Records provided:

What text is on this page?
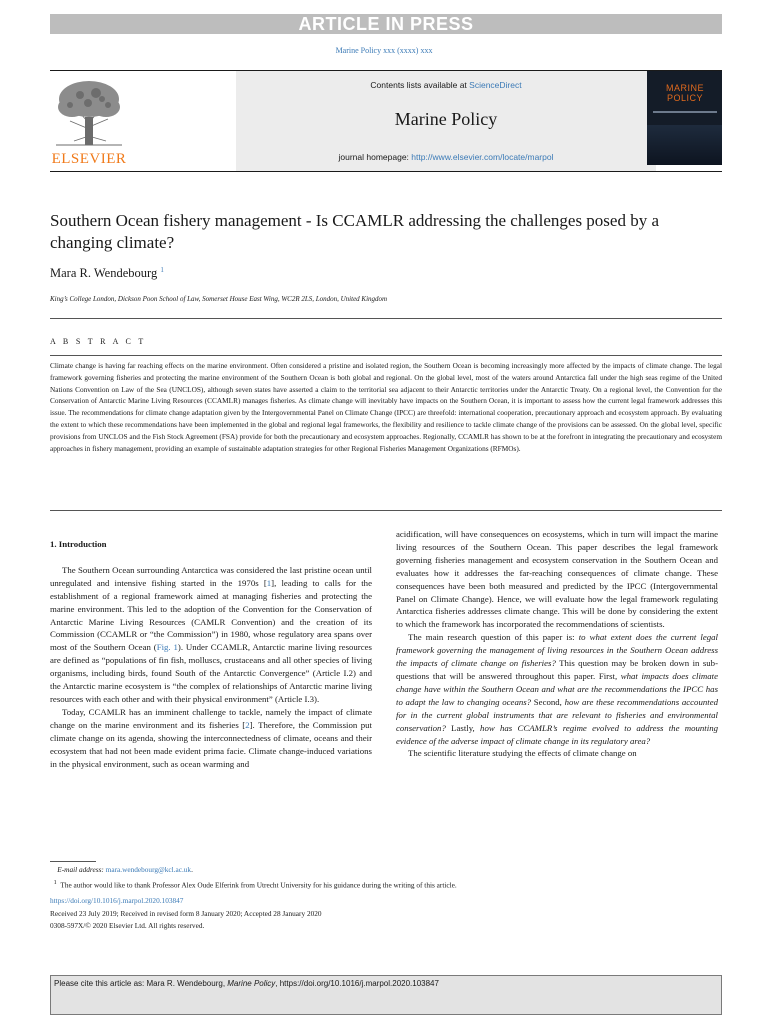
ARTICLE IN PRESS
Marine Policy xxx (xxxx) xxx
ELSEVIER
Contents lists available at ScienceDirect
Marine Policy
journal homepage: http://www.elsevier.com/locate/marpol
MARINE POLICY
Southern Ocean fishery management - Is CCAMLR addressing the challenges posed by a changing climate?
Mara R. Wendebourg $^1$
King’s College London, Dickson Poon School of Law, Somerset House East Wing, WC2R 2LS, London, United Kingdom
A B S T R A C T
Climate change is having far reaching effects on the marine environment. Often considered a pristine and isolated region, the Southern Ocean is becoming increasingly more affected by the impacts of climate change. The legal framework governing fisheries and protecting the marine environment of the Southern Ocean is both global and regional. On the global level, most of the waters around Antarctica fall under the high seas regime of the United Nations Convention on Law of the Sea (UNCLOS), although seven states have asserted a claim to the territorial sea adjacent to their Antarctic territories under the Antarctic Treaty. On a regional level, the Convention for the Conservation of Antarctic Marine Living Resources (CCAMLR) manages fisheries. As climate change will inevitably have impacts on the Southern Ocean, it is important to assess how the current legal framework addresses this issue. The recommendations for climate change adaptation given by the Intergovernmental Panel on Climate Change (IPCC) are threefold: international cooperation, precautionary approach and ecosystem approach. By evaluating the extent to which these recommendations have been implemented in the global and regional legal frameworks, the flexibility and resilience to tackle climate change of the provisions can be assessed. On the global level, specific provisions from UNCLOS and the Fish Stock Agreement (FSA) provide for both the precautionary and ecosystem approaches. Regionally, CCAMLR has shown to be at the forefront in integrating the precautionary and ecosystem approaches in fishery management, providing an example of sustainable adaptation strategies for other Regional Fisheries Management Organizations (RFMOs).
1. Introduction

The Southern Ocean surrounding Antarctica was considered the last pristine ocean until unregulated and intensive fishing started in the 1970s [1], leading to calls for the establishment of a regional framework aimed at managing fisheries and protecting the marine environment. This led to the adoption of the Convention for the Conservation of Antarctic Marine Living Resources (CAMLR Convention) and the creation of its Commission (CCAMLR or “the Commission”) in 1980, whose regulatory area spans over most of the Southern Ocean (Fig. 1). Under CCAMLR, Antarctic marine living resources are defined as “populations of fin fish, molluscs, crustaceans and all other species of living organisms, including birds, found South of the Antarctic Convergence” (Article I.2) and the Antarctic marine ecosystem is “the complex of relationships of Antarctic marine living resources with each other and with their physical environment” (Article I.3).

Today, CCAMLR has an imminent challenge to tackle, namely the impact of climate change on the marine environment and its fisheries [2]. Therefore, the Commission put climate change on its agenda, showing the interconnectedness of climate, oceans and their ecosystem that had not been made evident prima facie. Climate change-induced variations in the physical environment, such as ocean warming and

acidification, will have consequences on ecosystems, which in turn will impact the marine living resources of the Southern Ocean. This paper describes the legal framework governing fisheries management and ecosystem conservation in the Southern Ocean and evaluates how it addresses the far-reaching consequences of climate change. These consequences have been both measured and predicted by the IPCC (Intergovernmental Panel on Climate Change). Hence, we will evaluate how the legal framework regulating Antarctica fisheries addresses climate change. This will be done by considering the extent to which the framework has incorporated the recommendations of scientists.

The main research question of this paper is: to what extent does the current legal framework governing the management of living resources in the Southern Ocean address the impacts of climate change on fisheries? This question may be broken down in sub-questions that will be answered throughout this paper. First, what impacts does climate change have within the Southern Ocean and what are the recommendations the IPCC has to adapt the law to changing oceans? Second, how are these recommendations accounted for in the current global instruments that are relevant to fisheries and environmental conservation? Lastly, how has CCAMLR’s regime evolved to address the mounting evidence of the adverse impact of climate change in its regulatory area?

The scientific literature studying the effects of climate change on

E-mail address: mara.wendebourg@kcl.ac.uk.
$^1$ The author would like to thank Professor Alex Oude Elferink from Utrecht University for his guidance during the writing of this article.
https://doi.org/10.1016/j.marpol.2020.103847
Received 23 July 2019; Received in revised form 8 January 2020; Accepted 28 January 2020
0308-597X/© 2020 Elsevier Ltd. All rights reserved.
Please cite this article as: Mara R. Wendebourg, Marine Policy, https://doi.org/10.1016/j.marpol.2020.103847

--

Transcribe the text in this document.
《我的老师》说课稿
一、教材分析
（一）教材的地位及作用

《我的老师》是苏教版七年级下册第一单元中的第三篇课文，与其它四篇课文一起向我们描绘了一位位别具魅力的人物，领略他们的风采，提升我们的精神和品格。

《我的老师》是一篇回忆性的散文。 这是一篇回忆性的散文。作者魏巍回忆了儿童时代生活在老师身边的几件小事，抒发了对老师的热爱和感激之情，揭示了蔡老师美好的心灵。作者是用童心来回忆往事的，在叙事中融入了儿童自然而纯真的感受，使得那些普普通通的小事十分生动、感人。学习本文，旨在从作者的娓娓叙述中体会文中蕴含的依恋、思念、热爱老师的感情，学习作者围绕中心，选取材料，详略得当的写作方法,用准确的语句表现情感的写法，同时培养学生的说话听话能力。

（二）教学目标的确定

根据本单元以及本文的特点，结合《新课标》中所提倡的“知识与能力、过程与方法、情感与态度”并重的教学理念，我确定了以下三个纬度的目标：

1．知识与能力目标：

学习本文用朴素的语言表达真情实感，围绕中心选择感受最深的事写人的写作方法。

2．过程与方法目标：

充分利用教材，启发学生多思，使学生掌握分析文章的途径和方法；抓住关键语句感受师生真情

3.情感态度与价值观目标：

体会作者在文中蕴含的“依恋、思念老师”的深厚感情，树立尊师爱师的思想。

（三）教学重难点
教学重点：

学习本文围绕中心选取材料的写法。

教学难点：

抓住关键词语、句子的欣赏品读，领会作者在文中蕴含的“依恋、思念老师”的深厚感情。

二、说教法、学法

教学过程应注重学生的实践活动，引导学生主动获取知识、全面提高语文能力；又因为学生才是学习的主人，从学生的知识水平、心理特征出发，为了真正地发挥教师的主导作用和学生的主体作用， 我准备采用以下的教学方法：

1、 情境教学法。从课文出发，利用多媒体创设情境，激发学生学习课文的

Work instructions:
Copy each line of the entries that includes the word "changing".

Reply:
Southern Ocean fishery management - Is CCAMLR addressing the challenges posed by a changing climate?
The main research question of this paper is: to what extent does the current legal framework governing the management of living resources in the Southern Ocean address the impacts of climate change on fisheries? This question may be broken down in sub-questions that will be answered throughout this paper. First, what impacts does climate change have within the Southern Ocean and what are the recommendations the IPCC has to adapt the law to changing oceans? Second, how are these recommendations accounted for in the current global instruments that are relevant to fisheries and environmental conservation? Lastly, how has CCAMLR’s regime evolved to address the mounting evidence of the adverse impact of climate change in its regulatory area?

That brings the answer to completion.